Collected data entries
******
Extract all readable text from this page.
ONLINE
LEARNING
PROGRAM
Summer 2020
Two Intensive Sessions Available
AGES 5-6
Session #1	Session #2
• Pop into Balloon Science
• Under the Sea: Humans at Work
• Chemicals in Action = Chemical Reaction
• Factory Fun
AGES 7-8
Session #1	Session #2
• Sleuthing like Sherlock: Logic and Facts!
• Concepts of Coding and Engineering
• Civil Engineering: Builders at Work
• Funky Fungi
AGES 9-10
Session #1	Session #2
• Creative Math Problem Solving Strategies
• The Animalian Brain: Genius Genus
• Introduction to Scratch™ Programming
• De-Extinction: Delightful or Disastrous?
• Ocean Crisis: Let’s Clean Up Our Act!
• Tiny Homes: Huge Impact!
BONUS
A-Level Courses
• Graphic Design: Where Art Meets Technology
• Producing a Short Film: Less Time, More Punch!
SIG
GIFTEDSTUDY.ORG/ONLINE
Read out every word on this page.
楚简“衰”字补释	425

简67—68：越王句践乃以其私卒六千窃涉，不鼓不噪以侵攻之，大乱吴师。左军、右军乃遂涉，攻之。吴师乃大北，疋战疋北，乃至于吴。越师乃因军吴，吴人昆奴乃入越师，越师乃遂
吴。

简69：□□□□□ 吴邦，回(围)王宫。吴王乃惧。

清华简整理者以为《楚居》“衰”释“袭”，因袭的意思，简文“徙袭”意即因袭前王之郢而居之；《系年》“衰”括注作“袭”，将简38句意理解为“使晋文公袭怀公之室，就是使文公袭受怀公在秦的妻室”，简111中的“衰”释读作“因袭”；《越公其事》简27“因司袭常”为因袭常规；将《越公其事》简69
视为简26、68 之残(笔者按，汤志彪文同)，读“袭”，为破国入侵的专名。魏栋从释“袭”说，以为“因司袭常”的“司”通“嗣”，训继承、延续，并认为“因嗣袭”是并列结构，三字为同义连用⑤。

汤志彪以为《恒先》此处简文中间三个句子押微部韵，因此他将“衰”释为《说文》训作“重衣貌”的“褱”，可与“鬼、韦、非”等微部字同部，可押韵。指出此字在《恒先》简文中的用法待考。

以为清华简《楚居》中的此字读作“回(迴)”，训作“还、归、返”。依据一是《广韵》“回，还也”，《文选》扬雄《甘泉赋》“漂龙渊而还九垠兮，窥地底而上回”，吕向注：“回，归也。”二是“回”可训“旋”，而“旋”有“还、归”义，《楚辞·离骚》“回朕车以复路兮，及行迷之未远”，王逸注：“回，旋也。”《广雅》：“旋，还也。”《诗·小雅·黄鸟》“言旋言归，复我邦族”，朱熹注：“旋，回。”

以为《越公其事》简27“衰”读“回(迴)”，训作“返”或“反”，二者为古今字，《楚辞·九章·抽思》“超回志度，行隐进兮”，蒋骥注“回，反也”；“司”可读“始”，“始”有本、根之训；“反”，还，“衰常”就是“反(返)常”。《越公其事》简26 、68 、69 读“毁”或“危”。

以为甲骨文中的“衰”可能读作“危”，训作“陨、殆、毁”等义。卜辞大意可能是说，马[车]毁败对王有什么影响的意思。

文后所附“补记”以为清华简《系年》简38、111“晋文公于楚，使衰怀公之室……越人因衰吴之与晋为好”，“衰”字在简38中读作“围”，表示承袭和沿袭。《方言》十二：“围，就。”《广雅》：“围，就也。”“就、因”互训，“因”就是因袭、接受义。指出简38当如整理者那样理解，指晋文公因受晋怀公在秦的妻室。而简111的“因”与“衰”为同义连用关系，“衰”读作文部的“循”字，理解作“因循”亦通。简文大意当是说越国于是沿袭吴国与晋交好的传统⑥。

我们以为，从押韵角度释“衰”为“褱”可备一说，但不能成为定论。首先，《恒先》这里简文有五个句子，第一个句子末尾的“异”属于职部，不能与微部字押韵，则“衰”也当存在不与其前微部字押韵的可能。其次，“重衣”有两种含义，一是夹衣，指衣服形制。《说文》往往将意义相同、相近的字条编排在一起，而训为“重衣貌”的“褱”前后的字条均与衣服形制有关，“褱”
******
**GIVEN TASK**
Reproduce all of the entries word for word.

**ANSWER TO THIS PROBLEM**
Extract all readable text from this page.
ONLINE
LEARNING
PROGRAM
Summer 2020
Two Intensive Sessions Available
AGES 5-6
Session #1	Session #2
• Pop into Balloon Science
• Under the Sea: Humans at Work
• Chemicals in Action = Chemical Reaction
• Factory Fun
AGES 7-8
Session #1	Session #2
• Sleuthing like Sherlock: Logic and Facts!
• Concepts of Coding and Engineering
• Civil Engineering: Builders at Work
• Funky Fungi
AGES 9-10
Session #1	Session #2
• Creative Math Problem Solving Strategies
• The Animalian Brain: Genius Genus
• Introduction to Scratch™ Programming
• De-Extinction: Delightful or Disastrous?
• Ocean Crisis: Let’s Clean Up Our Act!
• Tiny Homes: Huge Impact!
BONUS
A-Level Courses
• Graphic Design: Where Art Meets Technology
• Producing a Short Film: Less Time, More Punch!
SIG
GIFTEDSTUDY.ORG/ONLINE
Read out every word on this page.
楚简“衰”字补释	425

简67—68：越王句践乃以其私卒六千窃涉，不鼓不噪以侵攻之，大乱吴师。左军、右军乃遂涉，攻之。吴师乃大北，疋战疋北，乃至于吴。越师乃因军吴，吴人昆奴乃入越师，越师乃遂
吴。

简69：□□□□□ 吴邦，回(围)王宫。吴王乃惧。

清华简整理者以为《楚居》“衰”释“袭”，因袭的意思，简文“徙袭”意即因袭前王之郢而居之；《系年》“衰”括注作“袭”，将简38句意理解为“使晋文公袭怀公之室，就是使文公袭受怀公在秦的妻室”，简111中的“衰”释读作“因袭”；《越公其事》简27“因司袭常”为因袭常规；将《越公其事》简69
视为简26、68 之残(笔者按，汤志彪文同)，读“袭”，为破国入侵的专名。魏栋从释“袭”说，以为“因司袭常”的“司”通“嗣”，训继承、延续，并认为“因嗣袭”是并列结构，三字为同义连用⑤。

汤志彪以为《恒先》此处简文中间三个句子押微部韵，因此他将“衰”释为《说文》训作“重衣貌”的“褱”，可与“鬼、韦、非”等微部字同部，可押韵。指出此字在《恒先》简文中的用法待考。

以为清华简《楚居》中的此字读作“回(迴)”，训作“还、归、返”。依据一是《广韵》“回，还也”，《文选》扬雄《甘泉赋》“漂龙渊而还九垠兮，窥地底而上回”，吕向注：“回，归也。”二是“回”可训“旋”，而“旋”有“还、归”义，《楚辞·离骚》“回朕车以复路兮，及行迷之未远”，王逸注：“回，旋也。”《广雅》：“旋，还也。”《诗·小雅·黄鸟》“言旋言归，复我邦族”，朱熹注：“旋，回。”

以为《越公其事》简27“衰”读“回(迴)”，训作“返”或“反”，二者为古今字，《楚辞·九章·抽思》“超回志度，行隐进兮”，蒋骥注“回，反也”；“司”可读“始”，“始”有本、根之训；“反”，还，“衰常”就是“反(返)常”。《越公其事》简26 、68 、69 读“毁”或“危”。

以为甲骨文中的“衰”可能读作“危”，训作“陨、殆、毁”等义。卜辞大意可能是说，马[车]毁败对王有什么影响的意思。

文后所附“补记”以为清华简《系年》简38、111“晋文公于楚，使衰怀公之室……越人因衰吴之与晋为好”，“衰”字在简38中读作“围”，表示承袭和沿袭。《方言》十二：“围，就。”《广雅》：“围，就也。”“就、因”互训，“因”就是因袭、接受义。指出简38当如整理者那样理解，指晋文公因受晋怀公在秦的妻室。而简111的“因”与“衰”为同义连用关系，“衰”读作文部的“循”字，理解作“因循”亦通。简文大意当是说越国于是沿袭吴国与晋交好的传统⑥。

我们以为，从押韵角度释“衰”为“褱”可备一说，但不能成为定论。首先，《恒先》这里简文有五个句子，第一个句子末尾的“异”属于职部，不能与微部字押韵，则“衰”也当存在不与其前微部字押韵的可能。其次，“重衣”有两种含义，一是夹衣，指衣服形制。《说文》往往将意义相同、相近的字条编排在一起，而训为“重衣貌”的“褱”前后的字条均与衣服形制有关，“褱”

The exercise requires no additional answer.